REQUIRED TASK
In the records that follow, show each line where the word "targed" is present.

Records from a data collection

[Start]

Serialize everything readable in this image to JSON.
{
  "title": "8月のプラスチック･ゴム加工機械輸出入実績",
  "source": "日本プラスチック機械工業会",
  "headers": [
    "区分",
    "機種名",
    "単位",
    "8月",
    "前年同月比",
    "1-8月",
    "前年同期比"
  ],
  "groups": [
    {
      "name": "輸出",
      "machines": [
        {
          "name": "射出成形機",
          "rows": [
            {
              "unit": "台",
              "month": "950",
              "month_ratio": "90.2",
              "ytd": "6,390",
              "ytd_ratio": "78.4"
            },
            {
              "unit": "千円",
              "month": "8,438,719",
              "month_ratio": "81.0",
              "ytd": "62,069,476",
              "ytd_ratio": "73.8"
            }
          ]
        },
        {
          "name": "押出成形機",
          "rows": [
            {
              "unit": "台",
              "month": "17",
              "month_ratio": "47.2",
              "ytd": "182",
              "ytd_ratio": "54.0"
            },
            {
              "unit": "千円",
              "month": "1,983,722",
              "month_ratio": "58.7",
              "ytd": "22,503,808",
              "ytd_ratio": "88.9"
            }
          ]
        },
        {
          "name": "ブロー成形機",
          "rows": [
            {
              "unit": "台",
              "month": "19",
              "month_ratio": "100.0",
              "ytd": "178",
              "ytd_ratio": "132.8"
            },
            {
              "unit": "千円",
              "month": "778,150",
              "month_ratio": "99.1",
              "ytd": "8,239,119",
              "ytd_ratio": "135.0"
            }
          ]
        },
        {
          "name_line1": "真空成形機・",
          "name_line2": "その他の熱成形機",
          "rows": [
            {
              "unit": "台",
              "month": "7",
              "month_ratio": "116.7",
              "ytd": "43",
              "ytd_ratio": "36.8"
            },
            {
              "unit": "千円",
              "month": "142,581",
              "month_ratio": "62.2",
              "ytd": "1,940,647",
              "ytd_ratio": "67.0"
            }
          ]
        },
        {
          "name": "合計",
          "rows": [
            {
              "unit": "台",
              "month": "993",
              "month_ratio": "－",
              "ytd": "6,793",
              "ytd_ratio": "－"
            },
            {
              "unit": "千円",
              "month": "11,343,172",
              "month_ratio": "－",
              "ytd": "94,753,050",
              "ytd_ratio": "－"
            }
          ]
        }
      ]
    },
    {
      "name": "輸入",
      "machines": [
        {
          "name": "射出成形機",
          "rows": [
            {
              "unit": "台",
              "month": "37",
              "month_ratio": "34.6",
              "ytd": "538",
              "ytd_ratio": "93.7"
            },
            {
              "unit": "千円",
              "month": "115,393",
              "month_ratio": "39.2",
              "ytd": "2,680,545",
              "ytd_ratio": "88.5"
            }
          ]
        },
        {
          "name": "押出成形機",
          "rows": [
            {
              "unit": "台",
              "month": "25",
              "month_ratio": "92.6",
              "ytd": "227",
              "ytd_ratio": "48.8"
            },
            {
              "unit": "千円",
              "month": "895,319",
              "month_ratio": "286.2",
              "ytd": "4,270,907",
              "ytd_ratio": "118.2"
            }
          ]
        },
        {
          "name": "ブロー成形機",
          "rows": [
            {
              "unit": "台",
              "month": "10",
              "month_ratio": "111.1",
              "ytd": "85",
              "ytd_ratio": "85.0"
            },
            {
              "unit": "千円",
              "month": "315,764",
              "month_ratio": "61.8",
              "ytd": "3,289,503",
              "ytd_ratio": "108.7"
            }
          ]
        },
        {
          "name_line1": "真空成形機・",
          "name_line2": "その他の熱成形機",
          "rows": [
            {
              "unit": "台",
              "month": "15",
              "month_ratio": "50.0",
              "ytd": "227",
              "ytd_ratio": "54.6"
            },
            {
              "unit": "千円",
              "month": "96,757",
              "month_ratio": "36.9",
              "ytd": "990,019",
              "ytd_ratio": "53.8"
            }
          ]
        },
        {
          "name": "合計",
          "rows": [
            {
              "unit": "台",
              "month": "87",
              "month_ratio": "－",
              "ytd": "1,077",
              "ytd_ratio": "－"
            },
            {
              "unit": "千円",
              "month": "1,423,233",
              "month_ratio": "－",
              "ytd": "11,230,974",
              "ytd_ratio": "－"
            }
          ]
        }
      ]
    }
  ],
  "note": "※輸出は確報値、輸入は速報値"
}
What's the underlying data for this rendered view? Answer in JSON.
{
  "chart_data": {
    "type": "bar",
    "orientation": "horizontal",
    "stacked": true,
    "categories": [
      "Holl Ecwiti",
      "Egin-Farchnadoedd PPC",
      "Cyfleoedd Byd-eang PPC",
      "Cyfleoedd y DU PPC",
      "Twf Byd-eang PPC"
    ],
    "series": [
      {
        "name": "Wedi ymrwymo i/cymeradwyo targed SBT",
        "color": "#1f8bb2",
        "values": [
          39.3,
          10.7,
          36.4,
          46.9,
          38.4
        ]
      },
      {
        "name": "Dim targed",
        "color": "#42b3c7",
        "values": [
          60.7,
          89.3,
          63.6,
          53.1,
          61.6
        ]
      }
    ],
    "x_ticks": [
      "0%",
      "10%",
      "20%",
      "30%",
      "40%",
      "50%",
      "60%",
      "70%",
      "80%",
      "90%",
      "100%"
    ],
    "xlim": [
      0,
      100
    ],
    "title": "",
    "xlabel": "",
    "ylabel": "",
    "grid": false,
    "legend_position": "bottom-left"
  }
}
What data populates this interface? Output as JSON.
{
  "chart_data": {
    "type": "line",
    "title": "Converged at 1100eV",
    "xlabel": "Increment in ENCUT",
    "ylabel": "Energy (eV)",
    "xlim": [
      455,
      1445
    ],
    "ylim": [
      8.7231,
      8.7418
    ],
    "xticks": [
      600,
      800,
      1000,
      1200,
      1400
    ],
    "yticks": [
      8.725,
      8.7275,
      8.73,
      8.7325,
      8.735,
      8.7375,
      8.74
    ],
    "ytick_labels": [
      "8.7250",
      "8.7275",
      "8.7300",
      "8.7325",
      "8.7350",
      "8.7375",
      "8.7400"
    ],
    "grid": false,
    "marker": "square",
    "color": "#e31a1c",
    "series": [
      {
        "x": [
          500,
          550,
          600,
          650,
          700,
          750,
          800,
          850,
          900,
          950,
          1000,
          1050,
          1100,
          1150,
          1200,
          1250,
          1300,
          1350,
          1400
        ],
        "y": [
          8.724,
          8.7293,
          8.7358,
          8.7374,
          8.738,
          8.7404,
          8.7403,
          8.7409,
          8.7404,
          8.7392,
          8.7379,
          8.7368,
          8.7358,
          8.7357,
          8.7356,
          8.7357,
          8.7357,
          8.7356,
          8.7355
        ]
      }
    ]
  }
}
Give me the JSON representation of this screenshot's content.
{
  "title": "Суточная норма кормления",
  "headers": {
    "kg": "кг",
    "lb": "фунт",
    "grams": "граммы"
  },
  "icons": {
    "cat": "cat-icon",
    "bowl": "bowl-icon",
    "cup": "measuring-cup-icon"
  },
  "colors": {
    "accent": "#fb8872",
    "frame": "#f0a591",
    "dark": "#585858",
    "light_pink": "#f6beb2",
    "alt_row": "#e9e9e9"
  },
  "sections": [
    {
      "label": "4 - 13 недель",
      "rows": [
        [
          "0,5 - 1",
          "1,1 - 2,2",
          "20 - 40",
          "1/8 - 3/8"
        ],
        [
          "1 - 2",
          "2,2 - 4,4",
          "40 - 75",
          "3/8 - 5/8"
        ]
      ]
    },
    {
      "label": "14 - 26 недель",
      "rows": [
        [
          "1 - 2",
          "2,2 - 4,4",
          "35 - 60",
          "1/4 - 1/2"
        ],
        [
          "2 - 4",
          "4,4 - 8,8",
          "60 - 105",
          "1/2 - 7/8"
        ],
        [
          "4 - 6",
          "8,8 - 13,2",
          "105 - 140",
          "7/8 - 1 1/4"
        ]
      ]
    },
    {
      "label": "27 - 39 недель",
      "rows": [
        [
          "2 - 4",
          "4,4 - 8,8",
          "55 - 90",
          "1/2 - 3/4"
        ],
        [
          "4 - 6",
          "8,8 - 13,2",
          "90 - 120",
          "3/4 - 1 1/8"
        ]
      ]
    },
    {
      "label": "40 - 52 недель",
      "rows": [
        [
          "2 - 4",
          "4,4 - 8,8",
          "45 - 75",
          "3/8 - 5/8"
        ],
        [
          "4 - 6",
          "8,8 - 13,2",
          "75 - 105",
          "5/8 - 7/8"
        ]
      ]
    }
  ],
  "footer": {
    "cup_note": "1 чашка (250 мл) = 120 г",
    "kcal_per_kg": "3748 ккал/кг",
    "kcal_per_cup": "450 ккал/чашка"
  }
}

[End]

FINAL RESULT
        "name": "Wedi ymrwymo i/cymeradwyo targed SBT",
        "name": "Dim targed",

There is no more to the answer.